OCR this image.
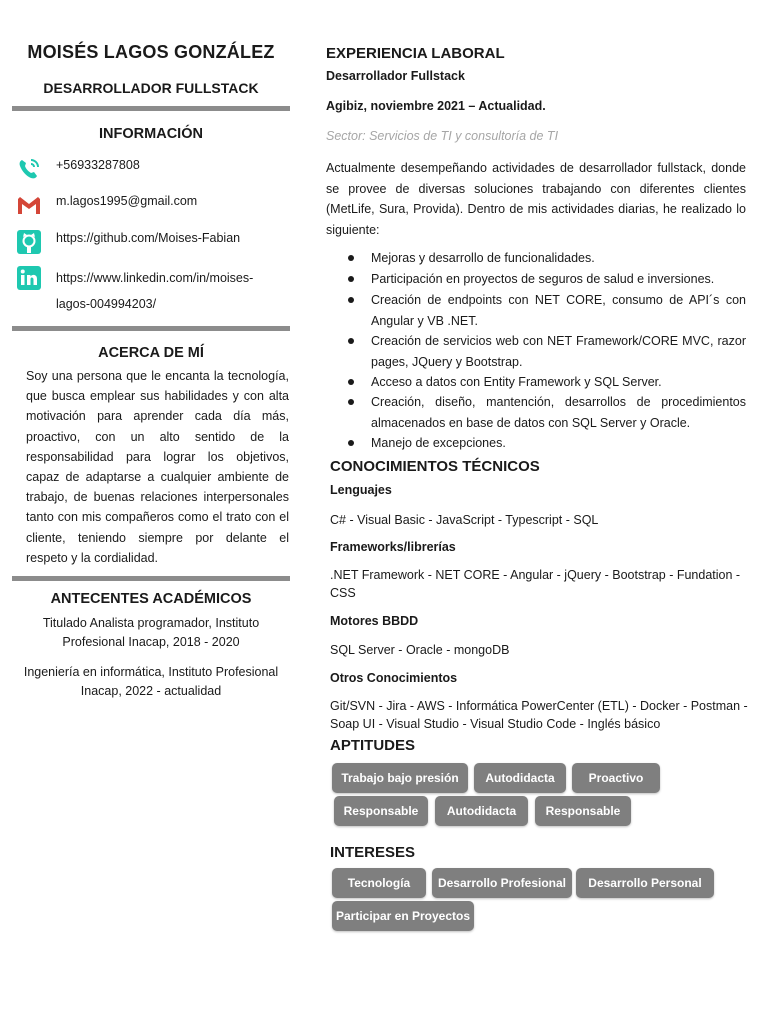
MOISÉS LAGOS GONZÁLEZ
DESARROLLADOR FULLSTACK
INFORMACIÓN
+56933287808
m.lagos1995@gmail.com
https://github.com/Moises-Fabian
https://www.linkedin.com/in/moises-
lagos-004994203/
ACERCA DE MÍ
Soy una persona que le encanta la tecnología, que busca emplear sus habilidades y con alta motivación para aprender cada día más, proactivo, con un alto sentido de la responsabilidad para lograr los objetivos, capaz de adaptarse a cualquier ambiente de trabajo, de buenas relaciones interpersonales tanto con mis compañeros como el trato con el cliente, teniendo siempre por delante el respeto y la cordialidad.
ANTECENTES ACADÉMICOS
Titulado Analista programador, Instituto
Profesional Inacap, 2018 - 2020
Ingeniería en informática, Instituto Profesional
Inacap, 2022 - actualidad
EXPERIENCIA LABORAL
Desarrollador Fullstack
Agibiz, noviembre 2021 – Actualidad.
Sector: Servicios de TI y consultoría de TI
Actualmente desempeñando actividades de desarrollador fullstack, donde se provee de diversas soluciones trabajando con diferentes clientes (MetLife, Sura, Provida). Dentro de mis actividades diarias, he realizado lo siguiente:
Mejoras y desarrollo de funcionalidades.
Participación en proyectos de seguros de salud e inversiones.
Creación de endpoints con NET CORE, consumo de API´s con Angular y VB .NET.
Creación de servicios web con NET Framework/CORE MVC, razor pages, JQuery y Bootstrap.
Acceso a datos con Entity Framework y SQL Server.
Creación, diseño, mantención, desarrollos de procedimientos almacenados en base de datos con SQL Server y Oracle.
Manejo de excepciones.
CONOCIMIENTOS TÉCNICOS
Lenguajes
C# - Visual Basic - JavaScript - Typescript - SQL
Frameworks/librerías
.NET Framework - NET CORE - Angular - jQuery - Bootstrap - Fundation - CSS
Motores BBDD
SQL Server - Oracle - mongoDB
Otros Conocimientos
Git/SVN - Jira - AWS - Informática PowerCenter (ETL) - Docker - Postman - Soap UI - Visual Studio - Visual Studio Code - Inglés básico
APTITUDES
Trabajo bajo presión	Autodidacta	Proactivo
Responsable	Autodidacta	Responsable
INTERESES
Tecnología	Desarrollo Profesional	Desarrollo Personal
Participar en Proyectos
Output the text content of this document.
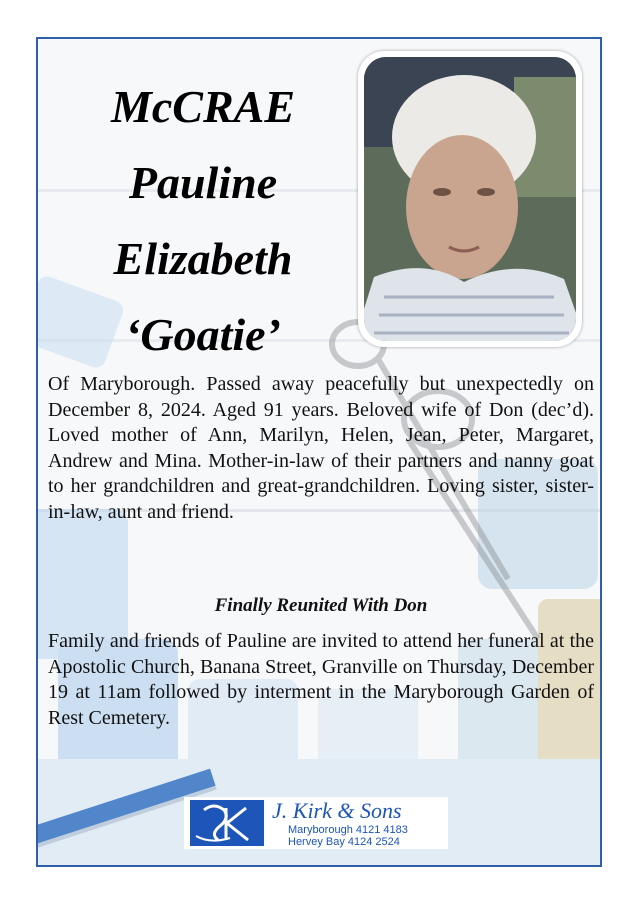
McCRAE
Pauline
Elizabeth
‘Goatie’
Of Maryborough. Passed away peacefully but unexpectedly on December 8, 2024. Aged 91 years. Beloved wife of Don (dec’d). Loved mother of Ann, Marilyn, Helen, Jean, Peter, Margaret, Andrew and Mina. Mother-in-law of their partners and nanny goat to her grandchildren and great-grandchildren. Loving sister, sister-in-law, aunt and friend.
Finally Reunited With Don
Family and friends of Pauline are invited to attend her funeral at the Apostolic Church, Banana Street, Granville on Thursday, December 19 at 11am followed by interment in the Maryborough Garden of Rest Cemetery.
J. Kirk & Sons
Maryborough 4121 4183
Hervey Bay 4124 2524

What to work on: Write out every line of the data that holds the word "Server".

Written solution:
Acceso a datos con Entity Framework y SQL Server.
Creación, diseño, mantención, desarrollos de procedimientos almacenados en base de datos con SQL Server y Oracle.
SQL Server - Oracle - mongoDB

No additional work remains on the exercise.